Requirement: Each entry below should be returned exactly as is, with the pictures removed.

Extracted records:
┄┄┄┄┄┄┄┄┄┄┄┄┄┄┄┄┄┄┄┄
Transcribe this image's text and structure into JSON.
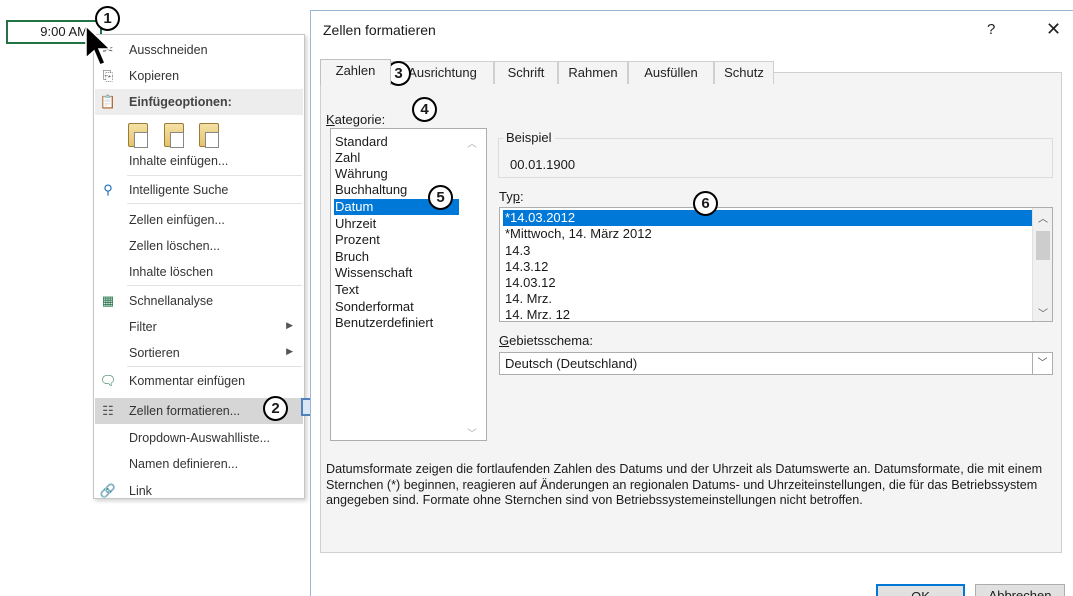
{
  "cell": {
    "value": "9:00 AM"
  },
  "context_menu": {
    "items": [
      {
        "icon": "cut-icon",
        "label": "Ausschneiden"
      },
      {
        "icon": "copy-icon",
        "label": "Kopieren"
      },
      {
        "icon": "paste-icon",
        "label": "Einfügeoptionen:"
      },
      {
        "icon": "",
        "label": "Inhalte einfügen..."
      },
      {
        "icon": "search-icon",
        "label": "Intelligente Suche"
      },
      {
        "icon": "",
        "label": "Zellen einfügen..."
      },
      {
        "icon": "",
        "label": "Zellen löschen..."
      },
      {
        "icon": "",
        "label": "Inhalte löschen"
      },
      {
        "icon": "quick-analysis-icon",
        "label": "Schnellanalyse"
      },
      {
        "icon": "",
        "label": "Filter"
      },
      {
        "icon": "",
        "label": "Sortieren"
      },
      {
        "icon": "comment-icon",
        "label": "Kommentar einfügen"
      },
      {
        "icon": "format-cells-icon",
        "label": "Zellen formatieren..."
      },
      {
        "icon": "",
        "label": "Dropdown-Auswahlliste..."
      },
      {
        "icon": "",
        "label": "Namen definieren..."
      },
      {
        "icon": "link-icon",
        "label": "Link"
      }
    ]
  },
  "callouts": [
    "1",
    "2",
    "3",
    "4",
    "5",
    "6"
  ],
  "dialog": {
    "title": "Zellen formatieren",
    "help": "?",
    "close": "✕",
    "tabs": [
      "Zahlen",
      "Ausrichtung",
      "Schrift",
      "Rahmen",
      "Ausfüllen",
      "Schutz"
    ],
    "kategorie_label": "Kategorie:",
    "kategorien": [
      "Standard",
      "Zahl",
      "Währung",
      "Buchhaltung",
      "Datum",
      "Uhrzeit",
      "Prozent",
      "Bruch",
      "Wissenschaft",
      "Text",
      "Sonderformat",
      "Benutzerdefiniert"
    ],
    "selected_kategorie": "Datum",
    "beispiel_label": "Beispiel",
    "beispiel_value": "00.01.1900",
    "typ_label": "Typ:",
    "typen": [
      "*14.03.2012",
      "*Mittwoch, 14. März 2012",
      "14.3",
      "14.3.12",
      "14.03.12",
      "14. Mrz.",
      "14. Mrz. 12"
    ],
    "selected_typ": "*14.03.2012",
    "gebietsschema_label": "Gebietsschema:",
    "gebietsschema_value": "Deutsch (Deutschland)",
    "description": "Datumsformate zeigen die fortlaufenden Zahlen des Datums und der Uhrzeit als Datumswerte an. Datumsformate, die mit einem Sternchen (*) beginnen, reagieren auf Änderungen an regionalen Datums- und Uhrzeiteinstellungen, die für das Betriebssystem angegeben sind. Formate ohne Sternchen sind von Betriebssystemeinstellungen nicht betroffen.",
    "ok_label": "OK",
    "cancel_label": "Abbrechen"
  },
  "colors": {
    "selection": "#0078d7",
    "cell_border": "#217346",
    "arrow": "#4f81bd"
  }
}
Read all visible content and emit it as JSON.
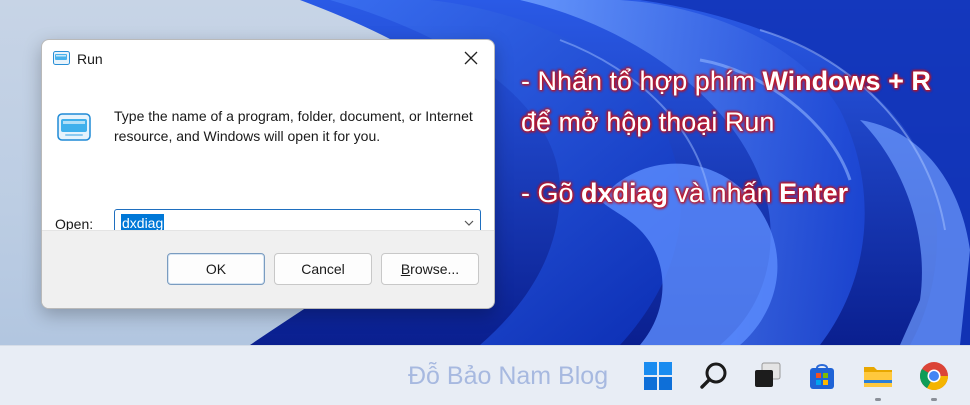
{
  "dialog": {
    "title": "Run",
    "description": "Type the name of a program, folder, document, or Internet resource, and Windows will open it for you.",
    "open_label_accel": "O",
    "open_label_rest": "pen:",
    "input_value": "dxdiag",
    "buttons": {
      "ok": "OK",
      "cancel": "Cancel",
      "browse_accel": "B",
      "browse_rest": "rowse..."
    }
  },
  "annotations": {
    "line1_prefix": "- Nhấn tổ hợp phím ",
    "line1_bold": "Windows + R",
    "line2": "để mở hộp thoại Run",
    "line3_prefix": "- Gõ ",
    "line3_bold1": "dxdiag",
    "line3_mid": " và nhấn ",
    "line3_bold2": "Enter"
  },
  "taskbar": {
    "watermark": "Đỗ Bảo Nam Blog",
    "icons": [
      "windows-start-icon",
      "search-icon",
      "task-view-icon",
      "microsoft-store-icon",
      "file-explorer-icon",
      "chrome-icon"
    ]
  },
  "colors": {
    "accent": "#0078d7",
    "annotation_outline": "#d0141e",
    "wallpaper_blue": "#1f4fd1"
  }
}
┄┄┄┄┄┄┄┄┄┄┄┄┄┄┄┄┄┄┄┄
Answer to the task:
Transcribe this image's text and structure into JSON.
{
  "cell": {
    "value": "9:00 AM"
  },
  "context_menu": {
    "items": [
      {
        "icon": "cut-icon",
        "label": "Ausschneiden"
      },
      {
        "icon": "copy-icon",
        "label": "Kopieren"
      },
      {
        "icon": "paste-icon",
        "label": "Einfügeoptionen:"
      },
      {
        "icon": "",
        "label": "Inhalte einfügen..."
      },
      {
        "icon": "search-icon",
        "label": "Intelligente Suche"
      },
      {
        "icon": "",
        "label": "Zellen einfügen..."
      },
      {
        "icon": "",
        "label": "Zellen löschen..."
      },
      {
        "icon": "",
        "label": "Inhalte löschen"
      },
      {
        "icon": "quick-analysis-icon",
        "label": "Schnellanalyse"
      },
      {
        "icon": "",
        "label": "Filter"
      },
      {
        "icon": "",
        "label": "Sortieren"
      },
      {
        "icon": "comment-icon",
        "label": "Kommentar einfügen"
      },
      {
        "icon": "format-cells-icon",
        "label": "Zellen formatieren..."
      },
      {
        "icon": "",
        "label": "Dropdown-Auswahlliste..."
      },
      {
        "icon": "",
        "label": "Namen definieren..."
      },
      {
        "icon": "link-icon",
        "label": "Link"
      }
    ]
  },
  "callouts": [
    "1",
    "2",
    "3",
    "4",
    "5",
    "6"
  ],
  "dialog": {
    "title": "Zellen formatieren",
    "help": "?",
    "close": "✕",
    "tabs": [
      "Zahlen",
      "Ausrichtung",
      "Schrift",
      "Rahmen",
      "Ausfüllen",
      "Schutz"
    ],
    "kategorie_label": "Kategorie:",
    "kategorien": [
      "Standard",
      "Zahl",
      "Währung",
      "Buchhaltung",
      "Datum",
      "Uhrzeit",
      "Prozent",
      "Bruch",
      "Wissenschaft",
      "Text",
      "Sonderformat",
      "Benutzerdefiniert"
    ],
    "selected_kategorie": "Datum",
    "beispiel_label": "Beispiel",
    "beispiel_value": "00.01.1900",
    "typ_label": "Typ:",
    "typen": [
      "*14.03.2012",
      "*Mittwoch, 14. März 2012",
      "14.3",
      "14.3.12",
      "14.03.12",
      "14. Mrz.",
      "14. Mrz. 12"
    ],
    "selected_typ": "*14.03.2012",
    "gebietsschema_label": "Gebietsschema:",
    "gebietsschema_value": "Deutsch (Deutschland)",
    "description": "Datumsformate zeigen die fortlaufenden Zahlen des Datums und der Uhrzeit als Datumswerte an. Datumsformate, die mit einem Sternchen (*) beginnen, reagieren auf Änderungen an regionalen Datums- und Uhrzeiteinstellungen, die für das Betriebssystem angegeben sind. Formate ohne Sternchen sind von Betriebssystemeinstellungen nicht betroffen.",
    "ok_label": "OK",
    "cancel_label": "Abbrechen"
  },
  "colors": {
    "selection": "#0078d7",
    "cell_border": "#217346",
    "arrow": "#4f81bd"
  }
}
Read all visible content and emit it as JSON.
{
  "dialog": {
    "title": "Run",
    "description": "Type the name of a program, folder, document, or Internet resource, and Windows will open it for you.",
    "open_label_accel": "O",
    "open_label_rest": "pen:",
    "input_value": "dxdiag",
    "buttons": {
      "ok": "OK",
      "cancel": "Cancel",
      "browse_accel": "B",
      "browse_rest": "rowse..."
    }
  },
  "annotations": {
    "line1_prefix": "- Nhấn tổ hợp phím ",
    "line1_bold": "Windows + R",
    "line2": "để mở hộp thoại Run",
    "line3_prefix": "- Gõ ",
    "line3_bold1": "dxdiag",
    "line3_mid": " và nhấn ",
    "line3_bold2": "Enter"
  },
  "taskbar": {
    "watermark": "Đỗ Bảo Nam Blog",
    "icons": [
      "windows-start-icon",
      "search-icon",
      "task-view-icon",
      "microsoft-store-icon",
      "file-explorer-icon",
      "chrome-icon"
    ]
  },
  "colors": {
    "accent": "#0078d7",
    "annotation_outline": "#d0141e",
    "wallpaper_blue": "#1f4fd1"
  }
}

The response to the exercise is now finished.